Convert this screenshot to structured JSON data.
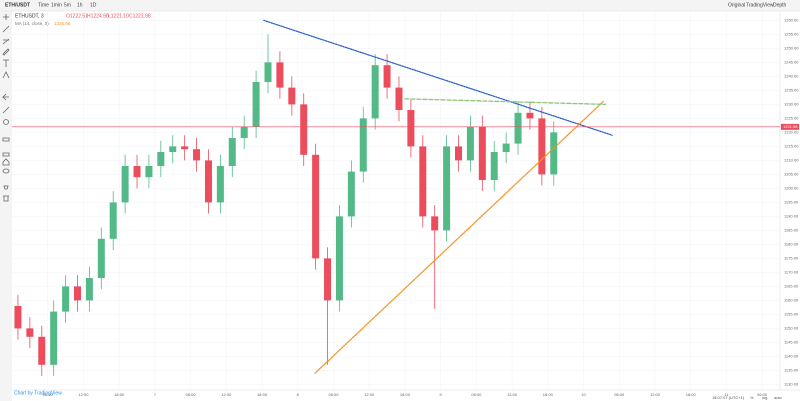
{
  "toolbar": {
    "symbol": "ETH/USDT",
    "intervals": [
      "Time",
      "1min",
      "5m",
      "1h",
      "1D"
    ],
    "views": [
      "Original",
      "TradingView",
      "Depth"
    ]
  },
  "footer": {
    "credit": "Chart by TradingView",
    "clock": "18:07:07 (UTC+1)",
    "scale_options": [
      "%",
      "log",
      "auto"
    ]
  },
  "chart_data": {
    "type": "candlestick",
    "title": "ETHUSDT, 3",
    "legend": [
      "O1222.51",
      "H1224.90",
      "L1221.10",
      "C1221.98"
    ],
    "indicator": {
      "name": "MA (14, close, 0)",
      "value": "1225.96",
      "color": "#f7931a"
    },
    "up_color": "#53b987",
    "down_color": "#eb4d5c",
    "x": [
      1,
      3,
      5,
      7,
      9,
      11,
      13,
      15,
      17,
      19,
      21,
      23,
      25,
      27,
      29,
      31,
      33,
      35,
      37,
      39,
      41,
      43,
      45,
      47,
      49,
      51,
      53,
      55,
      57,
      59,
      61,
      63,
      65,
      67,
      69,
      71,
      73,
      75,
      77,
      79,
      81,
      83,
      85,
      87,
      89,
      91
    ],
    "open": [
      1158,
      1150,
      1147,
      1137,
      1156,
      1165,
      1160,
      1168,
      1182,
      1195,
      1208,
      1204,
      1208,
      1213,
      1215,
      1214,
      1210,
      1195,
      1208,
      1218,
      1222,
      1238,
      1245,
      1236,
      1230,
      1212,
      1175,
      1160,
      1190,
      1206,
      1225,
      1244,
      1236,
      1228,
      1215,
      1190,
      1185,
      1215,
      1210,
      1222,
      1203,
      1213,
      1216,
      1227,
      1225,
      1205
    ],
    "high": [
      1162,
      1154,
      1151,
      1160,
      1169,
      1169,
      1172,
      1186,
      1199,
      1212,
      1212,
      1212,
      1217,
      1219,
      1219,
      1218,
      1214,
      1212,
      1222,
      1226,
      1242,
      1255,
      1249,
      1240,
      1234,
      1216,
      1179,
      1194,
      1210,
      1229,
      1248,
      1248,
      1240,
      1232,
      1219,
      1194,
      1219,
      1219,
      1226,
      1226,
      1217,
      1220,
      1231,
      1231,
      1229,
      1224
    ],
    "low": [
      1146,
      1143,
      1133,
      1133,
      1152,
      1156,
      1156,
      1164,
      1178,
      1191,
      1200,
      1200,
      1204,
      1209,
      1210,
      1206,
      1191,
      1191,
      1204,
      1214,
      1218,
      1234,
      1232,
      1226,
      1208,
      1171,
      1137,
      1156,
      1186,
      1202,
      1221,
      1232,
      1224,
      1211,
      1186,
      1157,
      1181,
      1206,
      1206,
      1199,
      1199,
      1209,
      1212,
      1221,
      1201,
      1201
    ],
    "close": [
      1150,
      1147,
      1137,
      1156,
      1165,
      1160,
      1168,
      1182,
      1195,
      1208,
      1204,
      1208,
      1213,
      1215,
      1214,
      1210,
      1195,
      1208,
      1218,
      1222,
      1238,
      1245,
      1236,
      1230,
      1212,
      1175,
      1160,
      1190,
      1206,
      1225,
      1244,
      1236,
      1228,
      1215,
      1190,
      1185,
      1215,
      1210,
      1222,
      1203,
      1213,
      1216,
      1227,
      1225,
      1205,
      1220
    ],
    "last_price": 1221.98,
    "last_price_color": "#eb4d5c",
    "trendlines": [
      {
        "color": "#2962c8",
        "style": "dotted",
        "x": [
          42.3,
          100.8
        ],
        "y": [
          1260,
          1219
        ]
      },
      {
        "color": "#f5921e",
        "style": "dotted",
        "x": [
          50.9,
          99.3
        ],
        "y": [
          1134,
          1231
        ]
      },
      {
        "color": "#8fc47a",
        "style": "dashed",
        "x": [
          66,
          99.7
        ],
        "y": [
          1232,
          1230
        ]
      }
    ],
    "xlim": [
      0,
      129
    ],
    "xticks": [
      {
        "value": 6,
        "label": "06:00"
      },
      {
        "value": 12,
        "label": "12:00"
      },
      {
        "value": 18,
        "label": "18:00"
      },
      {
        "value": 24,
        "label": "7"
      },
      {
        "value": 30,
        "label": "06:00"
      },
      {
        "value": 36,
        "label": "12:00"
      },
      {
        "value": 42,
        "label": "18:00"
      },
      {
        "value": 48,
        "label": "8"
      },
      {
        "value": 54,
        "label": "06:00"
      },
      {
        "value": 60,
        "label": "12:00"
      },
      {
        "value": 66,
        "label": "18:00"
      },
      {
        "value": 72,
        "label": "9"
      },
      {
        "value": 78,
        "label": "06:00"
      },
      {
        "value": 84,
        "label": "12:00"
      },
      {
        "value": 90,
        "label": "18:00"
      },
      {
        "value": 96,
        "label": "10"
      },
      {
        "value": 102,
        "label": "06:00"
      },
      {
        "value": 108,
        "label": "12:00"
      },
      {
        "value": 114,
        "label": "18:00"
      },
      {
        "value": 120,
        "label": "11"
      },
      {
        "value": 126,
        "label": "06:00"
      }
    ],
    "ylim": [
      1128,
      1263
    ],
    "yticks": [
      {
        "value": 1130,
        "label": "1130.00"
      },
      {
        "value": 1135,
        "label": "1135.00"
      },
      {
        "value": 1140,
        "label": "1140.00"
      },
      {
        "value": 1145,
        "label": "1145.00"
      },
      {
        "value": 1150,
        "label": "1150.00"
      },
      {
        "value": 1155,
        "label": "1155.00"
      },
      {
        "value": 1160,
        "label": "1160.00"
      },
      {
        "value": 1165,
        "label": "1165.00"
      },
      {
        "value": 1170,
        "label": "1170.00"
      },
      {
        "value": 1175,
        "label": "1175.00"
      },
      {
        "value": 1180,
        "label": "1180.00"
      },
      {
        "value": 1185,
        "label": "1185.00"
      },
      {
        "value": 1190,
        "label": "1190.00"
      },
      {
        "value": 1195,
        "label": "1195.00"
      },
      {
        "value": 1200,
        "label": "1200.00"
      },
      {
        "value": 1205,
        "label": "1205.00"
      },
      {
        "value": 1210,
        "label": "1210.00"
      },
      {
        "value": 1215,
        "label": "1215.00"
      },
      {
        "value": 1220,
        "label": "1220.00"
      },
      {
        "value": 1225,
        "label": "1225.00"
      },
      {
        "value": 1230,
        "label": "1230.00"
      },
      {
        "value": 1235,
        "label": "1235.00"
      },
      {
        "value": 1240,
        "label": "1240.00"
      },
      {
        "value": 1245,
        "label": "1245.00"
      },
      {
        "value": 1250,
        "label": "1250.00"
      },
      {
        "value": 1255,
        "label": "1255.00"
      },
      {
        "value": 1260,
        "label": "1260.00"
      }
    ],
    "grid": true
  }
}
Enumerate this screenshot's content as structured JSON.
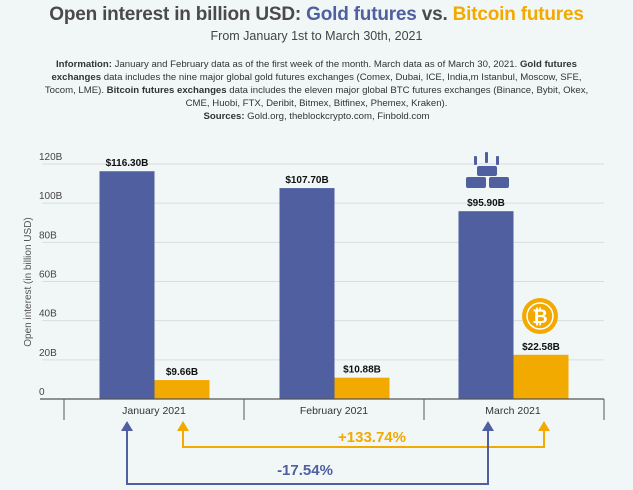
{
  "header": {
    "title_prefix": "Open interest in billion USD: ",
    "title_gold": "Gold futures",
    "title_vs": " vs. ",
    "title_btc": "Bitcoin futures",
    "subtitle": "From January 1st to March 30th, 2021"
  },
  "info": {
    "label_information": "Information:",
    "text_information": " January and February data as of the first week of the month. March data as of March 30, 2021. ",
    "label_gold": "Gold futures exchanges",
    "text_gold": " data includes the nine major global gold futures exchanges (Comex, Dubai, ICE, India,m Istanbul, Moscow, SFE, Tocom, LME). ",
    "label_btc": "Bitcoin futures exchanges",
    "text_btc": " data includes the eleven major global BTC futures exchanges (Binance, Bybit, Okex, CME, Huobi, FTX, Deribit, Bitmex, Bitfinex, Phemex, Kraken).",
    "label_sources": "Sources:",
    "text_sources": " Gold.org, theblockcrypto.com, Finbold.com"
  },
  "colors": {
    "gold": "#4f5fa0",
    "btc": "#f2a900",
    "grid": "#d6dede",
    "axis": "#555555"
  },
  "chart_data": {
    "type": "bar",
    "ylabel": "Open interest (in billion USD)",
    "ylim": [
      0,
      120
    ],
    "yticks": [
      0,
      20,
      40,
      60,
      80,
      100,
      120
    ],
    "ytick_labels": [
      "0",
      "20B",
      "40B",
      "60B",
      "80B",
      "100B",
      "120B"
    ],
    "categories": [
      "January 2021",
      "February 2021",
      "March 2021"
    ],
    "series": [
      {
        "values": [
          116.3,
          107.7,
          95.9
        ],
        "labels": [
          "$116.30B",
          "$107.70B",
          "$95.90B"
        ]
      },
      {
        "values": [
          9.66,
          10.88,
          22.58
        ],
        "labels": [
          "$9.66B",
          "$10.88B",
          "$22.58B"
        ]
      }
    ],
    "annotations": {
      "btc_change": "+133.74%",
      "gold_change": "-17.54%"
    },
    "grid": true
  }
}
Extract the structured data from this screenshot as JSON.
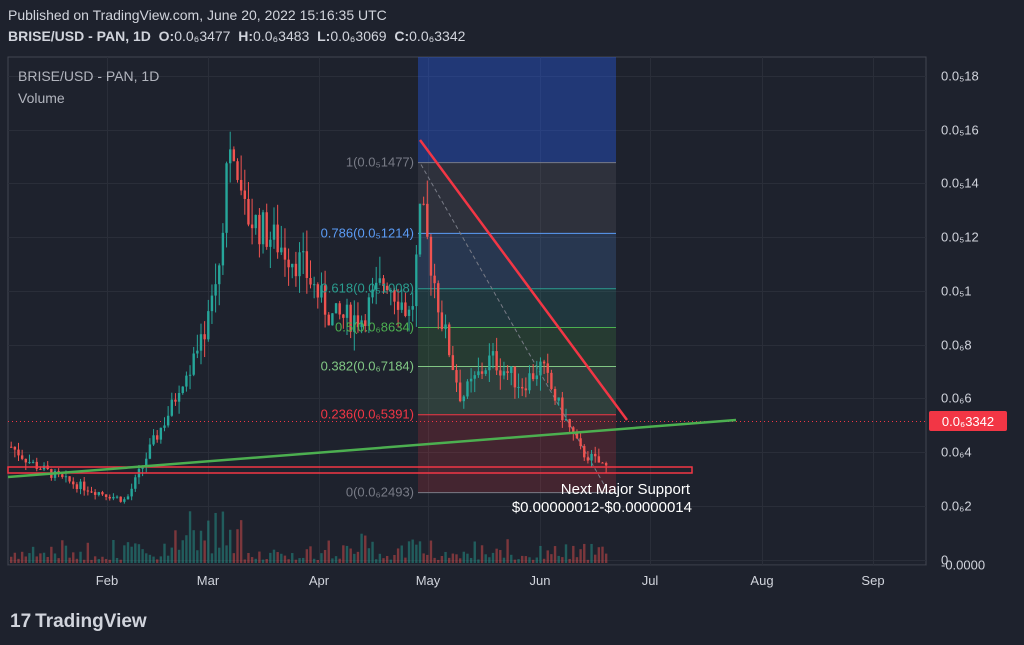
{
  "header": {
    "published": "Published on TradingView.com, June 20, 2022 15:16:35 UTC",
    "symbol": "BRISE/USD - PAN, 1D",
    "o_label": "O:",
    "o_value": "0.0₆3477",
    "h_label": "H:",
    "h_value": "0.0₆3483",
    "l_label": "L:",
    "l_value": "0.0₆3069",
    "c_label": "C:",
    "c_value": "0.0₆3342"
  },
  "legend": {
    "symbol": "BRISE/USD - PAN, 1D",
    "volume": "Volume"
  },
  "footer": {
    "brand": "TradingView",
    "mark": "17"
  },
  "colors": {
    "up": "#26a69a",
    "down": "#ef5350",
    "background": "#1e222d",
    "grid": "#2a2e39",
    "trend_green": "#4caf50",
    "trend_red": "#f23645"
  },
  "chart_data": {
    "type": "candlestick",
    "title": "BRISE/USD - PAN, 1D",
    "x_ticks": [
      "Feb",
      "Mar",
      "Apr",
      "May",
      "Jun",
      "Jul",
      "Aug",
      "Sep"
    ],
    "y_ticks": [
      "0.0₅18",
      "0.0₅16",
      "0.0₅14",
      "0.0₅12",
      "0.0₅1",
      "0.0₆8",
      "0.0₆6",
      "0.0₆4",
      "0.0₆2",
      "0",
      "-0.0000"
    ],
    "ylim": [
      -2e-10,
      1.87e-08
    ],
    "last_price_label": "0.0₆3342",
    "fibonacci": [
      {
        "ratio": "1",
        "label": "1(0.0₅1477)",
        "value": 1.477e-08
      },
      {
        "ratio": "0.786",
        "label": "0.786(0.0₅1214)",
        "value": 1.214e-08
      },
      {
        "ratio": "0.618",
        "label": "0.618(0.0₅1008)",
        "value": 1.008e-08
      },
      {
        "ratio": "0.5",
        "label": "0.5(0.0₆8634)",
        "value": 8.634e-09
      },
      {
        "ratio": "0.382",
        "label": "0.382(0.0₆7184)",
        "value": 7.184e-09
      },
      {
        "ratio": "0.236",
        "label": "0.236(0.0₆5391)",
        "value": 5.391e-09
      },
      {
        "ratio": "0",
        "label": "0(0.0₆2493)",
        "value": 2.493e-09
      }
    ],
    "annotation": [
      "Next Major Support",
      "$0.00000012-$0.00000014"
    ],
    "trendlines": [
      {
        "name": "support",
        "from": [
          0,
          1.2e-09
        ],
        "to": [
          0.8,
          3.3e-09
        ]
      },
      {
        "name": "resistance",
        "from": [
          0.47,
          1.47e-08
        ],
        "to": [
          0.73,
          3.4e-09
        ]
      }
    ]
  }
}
----
§ **Task description**
Exactly how many lines of the listing above contain the string "JSON"? Give no more than the number.

§ **Answer in full**
3